--- STATED EXERCISE ---
Repeat every line exactly, keeping the pictures out of the copy.

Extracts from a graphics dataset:
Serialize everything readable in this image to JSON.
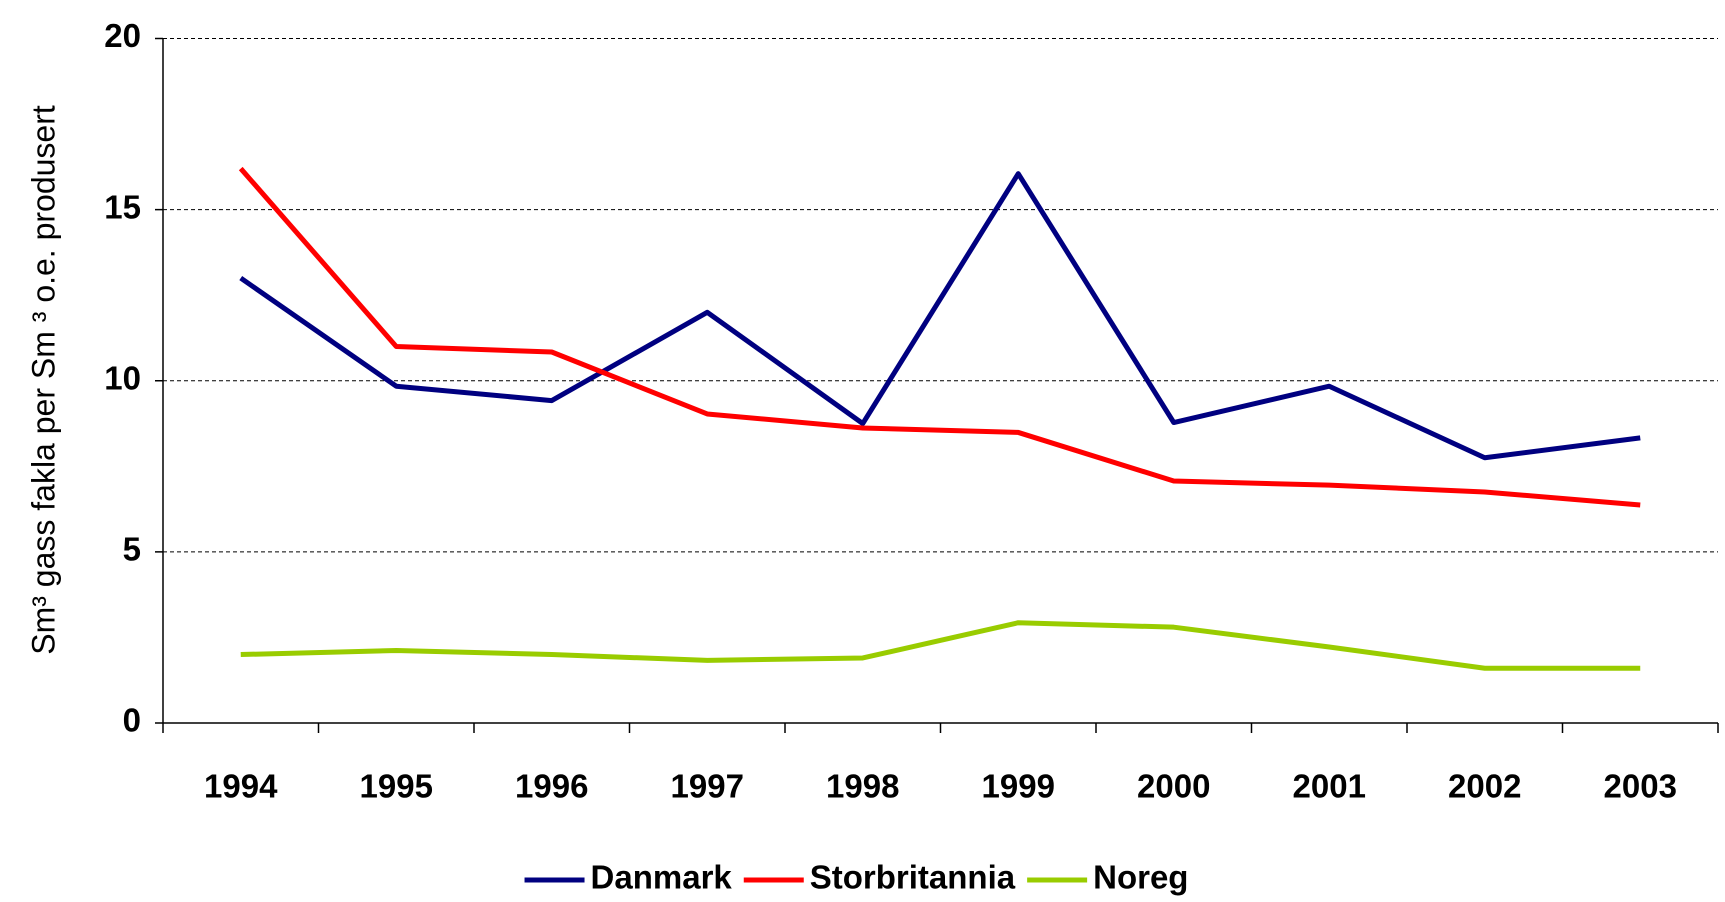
{
  "chart_data": {
    "type": "line",
    "y_label": "Sm³ gass fakla per Sm ³ o.e. produsert",
    "categories": [
      "1994",
      "1995",
      "1996",
      "1997",
      "1998",
      "1999",
      "2000",
      "2001",
      "2002",
      "2003"
    ],
    "series": [
      {
        "name": "Danmark",
        "color": "#000080",
        "values": [
          13.0,
          9.84,
          9.42,
          12.0,
          8.75,
          16.05,
          8.78,
          9.84,
          7.75,
          8.33
        ]
      },
      {
        "name": "Storbritannia",
        "color": "#ff0000",
        "values": [
          16.2,
          11.0,
          10.84,
          9.03,
          8.62,
          8.49,
          7.07,
          6.95,
          6.75,
          6.37
        ]
      },
      {
        "name": "Noreg",
        "color": "#99cc00",
        "values": [
          2.0,
          2.12,
          2.0,
          1.83,
          1.9,
          2.93,
          2.8,
          2.22,
          1.6,
          1.6
        ]
      }
    ],
    "ylim": [
      0,
      20
    ],
    "yticks": [
      0,
      5,
      10,
      15,
      20
    ],
    "grid": true,
    "legend": "bottom"
  }
}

--- RIGHT ANSWER ---
Serialize everything readable in this image to JSON.
{
  "chart_data": {
    "type": "line",
    "y_label": "Sm³ gass fakla per Sm ³ o.e. produsert",
    "categories": [
      "1994",
      "1995",
      "1996",
      "1997",
      "1998",
      "1999",
      "2000",
      "2001",
      "2002",
      "2003"
    ],
    "series": [
      {
        "name": "Danmark",
        "color": "#000080",
        "values": [
          13.0,
          9.84,
          9.42,
          12.0,
          8.75,
          16.05,
          8.78,
          9.84,
          7.75,
          8.33
        ]
      },
      {
        "name": "Storbritannia",
        "color": "#ff0000",
        "values": [
          16.2,
          11.0,
          10.84,
          9.03,
          8.62,
          8.49,
          7.07,
          6.95,
          6.75,
          6.37
        ]
      },
      {
        "name": "Noreg",
        "color": "#99cc00",
        "values": [
          2.0,
          2.12,
          2.0,
          1.83,
          1.9,
          2.93,
          2.8,
          2.22,
          1.6,
          1.6
        ]
      }
    ],
    "ylim": [
      0,
      20
    ],
    "yticks": [
      0,
      5,
      10,
      15,
      20
    ],
    "grid": true,
    "legend": "bottom"
  }
}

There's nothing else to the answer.